Kick Heart – Quand l’animation japonaise s’en remet à ses fans via le crowdfunding

Sous ce nom barbare (crowdfunding) se cache en fait un principe assez simple qui a été démocratisé cette année par un site répondant au doux nom de Kickstarter.

Le studio Production I.G. (Ghost in the Shell, Eden of the East, Usagi Drop et trouzemille films sympa) a lancé hier son propre projet de Kickstarter afin de produire un film d’animation d’une dizaine de minutes. Autant dire que c’est carrément une première, et même s’il est trop tôt pour dire si cette pratique va se généraliser, on peut au moins supposer qu’il s’agit d’une expérimentation du système.

Mais en quoi consiste Kickstarter? Kickstarter est avant tout un site qui permet de financer des projets par ses visiteurs. Grosso modo, vous êtes un indépendant, une petite boîte qui veut faire sans le financement de banques ou de gros éditeurs, et vous creez votre projet sur le site de Kickstarter. Vous indiquez le montant souhaité, le nombre de jours et vous indiquez plusieurs paliers de donations. Vous faites une belle présentation de votre projet, avec images, vidéos et texte. Le totu est d’être convaincant, de miser sur les réseaux sociaux et de « vendre » son projet au public. Kickstarter a plusieurs catégories : jeu vidéo, matériel, jeux de plateau, musique, cinéma, projets locaux… Chaque catégorie de projets a son public.

Le public de son côté peut faire des donations en selectionnant un palier (mais il peut mettre un montant libre aussi). Chaque palier donne droit à différentes récompenses : un gros merci dans le générique de fin, votre nom pour un personnage, une version collector avec moulte bonus…

C’est ici que beaucoup de personnes font l’erreur de traiter Kickstarter comme un site de précommande : non seulement vous n’avez virtuellement aucune assurance que ce pour quoi vous donnez sera effectivement produit en temps et en heure, mais en plus vous n’avez aucun moyen de vous faire rembourser si ça foire. Du coup, tout se joue sur la confiance : un type seul dans son garage vous demande 500 000 dollars? Un peu suspect, le type est probablement trop ambitieux… Une équipe de 30 personnes demande un million de dollars (façon Dr. Denfer) pour produire un chouette jeu vidéo ? Ca c’est déjà plus réaliste. Attention toutefois, sans être naïf, il ne faut pas perdre de vue qu’il n’y a pas que des arnaques parmi les projets kickstarter un peu trop ambitieux. Parfois il s’agit tout simplement de personnes qui estiment mal le temps et l’argent nécessaire à la réalisation de leur projet. Ca n’en fait pas moins de chouettes idées qui pourraient se concrétiser grâce à votre aide.

Ce qui nous amène au final à cette condition de confiance, pour faire un don. Qui ici irait remettre en cause l’intégrité du studio Production I.G. ? D’accord, un court-métrage de 10 minutes ça fait cheap, mais je pense qu’il faut voir cette opération comme une expérience de laboratoire.

_____

Consigne a
Répondez à ces questions sur l'article consacré à Kickstarter :
(i) Quelle durée approximative doit avoir le film d'animation que Production I.G. cherche à produire ?
(ii) Outre les paliers de donations, quelles deux informations le créateur d'un projet indique-t-il sur Kickstarter ?
(iii) Quel montant l'équipe de 30 personnes demande-t-elle dans l'exemple donné ?
Le document et les enregistrements proviennent de sources distinctes.

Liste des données
_____

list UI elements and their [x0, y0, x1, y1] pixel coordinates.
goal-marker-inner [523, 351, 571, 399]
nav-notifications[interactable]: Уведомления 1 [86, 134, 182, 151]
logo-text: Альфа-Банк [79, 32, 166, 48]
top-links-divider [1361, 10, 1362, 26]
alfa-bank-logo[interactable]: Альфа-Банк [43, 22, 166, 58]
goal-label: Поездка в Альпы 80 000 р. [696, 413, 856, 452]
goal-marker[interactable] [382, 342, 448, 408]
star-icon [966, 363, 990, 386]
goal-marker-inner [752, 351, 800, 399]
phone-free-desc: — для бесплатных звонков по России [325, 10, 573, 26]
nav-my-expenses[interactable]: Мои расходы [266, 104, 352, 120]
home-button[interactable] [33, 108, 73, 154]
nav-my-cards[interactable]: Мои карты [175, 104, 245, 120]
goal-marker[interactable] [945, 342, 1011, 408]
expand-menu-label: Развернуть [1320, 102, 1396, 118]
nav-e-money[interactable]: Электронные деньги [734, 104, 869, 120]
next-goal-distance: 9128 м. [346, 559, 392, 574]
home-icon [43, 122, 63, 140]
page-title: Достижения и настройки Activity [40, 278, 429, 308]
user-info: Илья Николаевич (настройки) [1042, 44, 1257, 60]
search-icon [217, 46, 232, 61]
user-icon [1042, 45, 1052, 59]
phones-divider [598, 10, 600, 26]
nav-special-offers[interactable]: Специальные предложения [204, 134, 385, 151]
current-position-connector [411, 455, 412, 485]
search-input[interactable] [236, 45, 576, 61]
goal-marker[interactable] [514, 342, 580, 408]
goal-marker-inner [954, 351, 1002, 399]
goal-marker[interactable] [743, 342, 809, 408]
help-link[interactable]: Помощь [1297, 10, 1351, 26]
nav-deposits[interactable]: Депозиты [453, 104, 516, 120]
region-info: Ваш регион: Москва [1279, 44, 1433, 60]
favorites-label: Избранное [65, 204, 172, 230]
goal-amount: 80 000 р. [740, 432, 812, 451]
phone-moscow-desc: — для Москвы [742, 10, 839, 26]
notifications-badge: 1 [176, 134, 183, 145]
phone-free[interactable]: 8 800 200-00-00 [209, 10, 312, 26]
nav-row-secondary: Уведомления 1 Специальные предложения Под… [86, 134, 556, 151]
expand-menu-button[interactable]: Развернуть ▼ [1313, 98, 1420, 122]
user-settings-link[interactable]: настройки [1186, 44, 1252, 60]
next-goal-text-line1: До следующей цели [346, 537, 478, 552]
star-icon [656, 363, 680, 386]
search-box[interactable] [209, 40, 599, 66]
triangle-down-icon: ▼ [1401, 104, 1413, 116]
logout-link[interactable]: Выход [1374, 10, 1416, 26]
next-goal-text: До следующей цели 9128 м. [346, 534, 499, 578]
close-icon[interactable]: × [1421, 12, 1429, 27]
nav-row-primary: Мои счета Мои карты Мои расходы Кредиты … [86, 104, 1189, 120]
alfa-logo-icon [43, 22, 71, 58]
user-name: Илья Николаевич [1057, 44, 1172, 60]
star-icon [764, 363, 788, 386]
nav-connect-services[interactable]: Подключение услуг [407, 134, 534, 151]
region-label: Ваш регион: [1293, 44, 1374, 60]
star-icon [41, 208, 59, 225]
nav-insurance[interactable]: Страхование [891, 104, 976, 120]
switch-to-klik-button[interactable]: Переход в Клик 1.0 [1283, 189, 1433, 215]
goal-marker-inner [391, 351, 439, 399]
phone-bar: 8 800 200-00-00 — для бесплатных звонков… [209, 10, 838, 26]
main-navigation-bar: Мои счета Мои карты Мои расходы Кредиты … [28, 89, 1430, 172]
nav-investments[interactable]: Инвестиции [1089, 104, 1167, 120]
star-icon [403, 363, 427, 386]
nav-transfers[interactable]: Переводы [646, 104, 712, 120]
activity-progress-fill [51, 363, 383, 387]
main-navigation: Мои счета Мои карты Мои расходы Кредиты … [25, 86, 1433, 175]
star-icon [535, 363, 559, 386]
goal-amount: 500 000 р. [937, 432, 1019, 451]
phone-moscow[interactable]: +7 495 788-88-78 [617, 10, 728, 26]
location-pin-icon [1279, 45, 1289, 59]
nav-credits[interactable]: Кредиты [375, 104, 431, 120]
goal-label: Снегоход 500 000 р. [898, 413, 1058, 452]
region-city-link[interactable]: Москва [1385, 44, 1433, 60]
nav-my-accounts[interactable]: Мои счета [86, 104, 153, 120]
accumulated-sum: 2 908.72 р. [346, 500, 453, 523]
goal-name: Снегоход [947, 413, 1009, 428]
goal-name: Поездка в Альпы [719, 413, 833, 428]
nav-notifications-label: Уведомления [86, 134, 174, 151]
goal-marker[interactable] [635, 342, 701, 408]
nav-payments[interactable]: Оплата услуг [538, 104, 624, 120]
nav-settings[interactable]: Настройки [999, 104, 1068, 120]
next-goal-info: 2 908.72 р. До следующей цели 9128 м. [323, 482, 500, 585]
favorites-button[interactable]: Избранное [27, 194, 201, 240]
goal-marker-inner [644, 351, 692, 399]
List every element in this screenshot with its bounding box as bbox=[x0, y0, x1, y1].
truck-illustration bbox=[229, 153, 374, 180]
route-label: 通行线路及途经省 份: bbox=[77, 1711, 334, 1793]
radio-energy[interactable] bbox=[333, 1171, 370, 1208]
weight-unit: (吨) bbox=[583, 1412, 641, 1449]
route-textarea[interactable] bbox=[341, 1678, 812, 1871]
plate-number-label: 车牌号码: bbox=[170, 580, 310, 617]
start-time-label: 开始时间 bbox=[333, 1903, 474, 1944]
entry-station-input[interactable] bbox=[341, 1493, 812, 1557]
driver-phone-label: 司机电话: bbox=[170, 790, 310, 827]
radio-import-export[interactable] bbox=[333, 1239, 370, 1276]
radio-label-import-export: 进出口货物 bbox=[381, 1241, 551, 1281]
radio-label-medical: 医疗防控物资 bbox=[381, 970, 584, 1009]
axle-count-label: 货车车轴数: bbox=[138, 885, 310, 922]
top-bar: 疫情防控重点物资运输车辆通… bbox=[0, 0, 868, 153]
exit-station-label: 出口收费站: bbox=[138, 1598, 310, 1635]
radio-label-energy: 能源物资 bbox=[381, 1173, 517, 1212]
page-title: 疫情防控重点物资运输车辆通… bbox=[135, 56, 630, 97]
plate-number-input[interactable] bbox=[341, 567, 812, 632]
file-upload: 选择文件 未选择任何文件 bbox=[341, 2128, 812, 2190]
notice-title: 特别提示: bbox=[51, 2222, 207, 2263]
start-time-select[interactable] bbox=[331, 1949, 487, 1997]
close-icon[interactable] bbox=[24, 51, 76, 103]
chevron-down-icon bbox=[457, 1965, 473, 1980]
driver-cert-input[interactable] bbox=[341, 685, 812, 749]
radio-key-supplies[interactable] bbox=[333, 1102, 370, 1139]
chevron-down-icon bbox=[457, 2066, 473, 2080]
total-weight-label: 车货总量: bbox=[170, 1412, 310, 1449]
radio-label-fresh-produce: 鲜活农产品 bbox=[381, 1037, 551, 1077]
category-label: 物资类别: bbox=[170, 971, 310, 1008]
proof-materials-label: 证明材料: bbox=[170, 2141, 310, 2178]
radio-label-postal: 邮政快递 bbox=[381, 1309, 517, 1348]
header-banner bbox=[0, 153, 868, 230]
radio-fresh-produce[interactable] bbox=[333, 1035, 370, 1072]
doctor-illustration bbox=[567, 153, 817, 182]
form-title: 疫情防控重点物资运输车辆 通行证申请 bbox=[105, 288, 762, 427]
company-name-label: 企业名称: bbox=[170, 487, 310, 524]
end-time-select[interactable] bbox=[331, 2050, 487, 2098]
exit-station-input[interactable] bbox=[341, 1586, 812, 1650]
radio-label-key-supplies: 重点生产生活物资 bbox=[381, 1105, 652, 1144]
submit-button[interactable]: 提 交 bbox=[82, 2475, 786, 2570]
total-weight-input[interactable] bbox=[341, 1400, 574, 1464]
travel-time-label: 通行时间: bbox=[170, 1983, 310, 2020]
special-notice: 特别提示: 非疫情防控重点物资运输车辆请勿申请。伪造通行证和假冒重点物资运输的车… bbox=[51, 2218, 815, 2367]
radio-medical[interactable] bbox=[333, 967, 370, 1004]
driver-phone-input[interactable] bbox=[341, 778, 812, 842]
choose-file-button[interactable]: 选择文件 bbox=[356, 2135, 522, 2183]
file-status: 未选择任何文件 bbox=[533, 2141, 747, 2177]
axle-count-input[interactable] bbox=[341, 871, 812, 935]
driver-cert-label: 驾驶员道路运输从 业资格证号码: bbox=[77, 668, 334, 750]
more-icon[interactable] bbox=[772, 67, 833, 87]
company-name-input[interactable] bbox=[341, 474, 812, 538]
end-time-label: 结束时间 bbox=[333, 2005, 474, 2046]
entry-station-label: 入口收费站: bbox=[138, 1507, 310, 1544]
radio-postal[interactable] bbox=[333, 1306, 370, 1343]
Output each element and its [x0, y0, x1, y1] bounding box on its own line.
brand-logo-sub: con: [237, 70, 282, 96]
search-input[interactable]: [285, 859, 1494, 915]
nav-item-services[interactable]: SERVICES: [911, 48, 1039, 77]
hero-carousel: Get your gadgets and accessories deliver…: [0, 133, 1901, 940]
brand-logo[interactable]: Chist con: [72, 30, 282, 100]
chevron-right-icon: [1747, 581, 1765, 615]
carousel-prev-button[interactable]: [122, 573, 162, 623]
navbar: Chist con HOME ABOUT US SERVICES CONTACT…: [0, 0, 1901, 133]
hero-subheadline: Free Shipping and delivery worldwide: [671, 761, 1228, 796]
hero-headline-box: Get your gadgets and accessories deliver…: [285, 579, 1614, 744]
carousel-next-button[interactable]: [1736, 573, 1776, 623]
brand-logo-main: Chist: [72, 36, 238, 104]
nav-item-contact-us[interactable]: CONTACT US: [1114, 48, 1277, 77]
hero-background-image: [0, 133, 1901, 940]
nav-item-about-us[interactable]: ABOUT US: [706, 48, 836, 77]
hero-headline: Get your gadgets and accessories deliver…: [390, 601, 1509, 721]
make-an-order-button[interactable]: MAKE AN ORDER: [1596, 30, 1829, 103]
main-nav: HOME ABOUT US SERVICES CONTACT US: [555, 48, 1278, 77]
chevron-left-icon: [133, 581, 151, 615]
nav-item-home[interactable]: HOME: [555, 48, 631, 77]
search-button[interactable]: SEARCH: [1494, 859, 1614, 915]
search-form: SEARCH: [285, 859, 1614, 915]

_____

Consigne b
Disposez en liste JSON de chaînes, à raison d'une chaîne par ligne et sans les lignes vides, les lignes des enregistrements, en commençant au début des enregistrements et en terminant à la ligne qui contient « goal-label: Поездка в », ces deux bornes comprises.

Réponse attendue a
(i) Une dizaine de minutes.
(ii) Le montant souhaité et le nombre de jours.
(iii) Un million de dollars.

Réponse attendue b
[
  "list UI elements and their [x0, y0, x1, y1] pixel coordinates.",
  "goal-marker-inner [523, 351, 571, 399]",
  "nav-notifications[interactable]: Уведомления 1 [86, 134, 182, 151]",
  "logo-text: Альфа-Банк [79, 32, 166, 48]",
  "top-links-divider [1361, 10, 1362, 26]",
  "alfa-bank-logo[interactable]: Альфа-Банк [43, 22, 166, 58]",
  "goal-label: Поездка в Альпы 80 000 р. [696, 413, 856, 452]"
]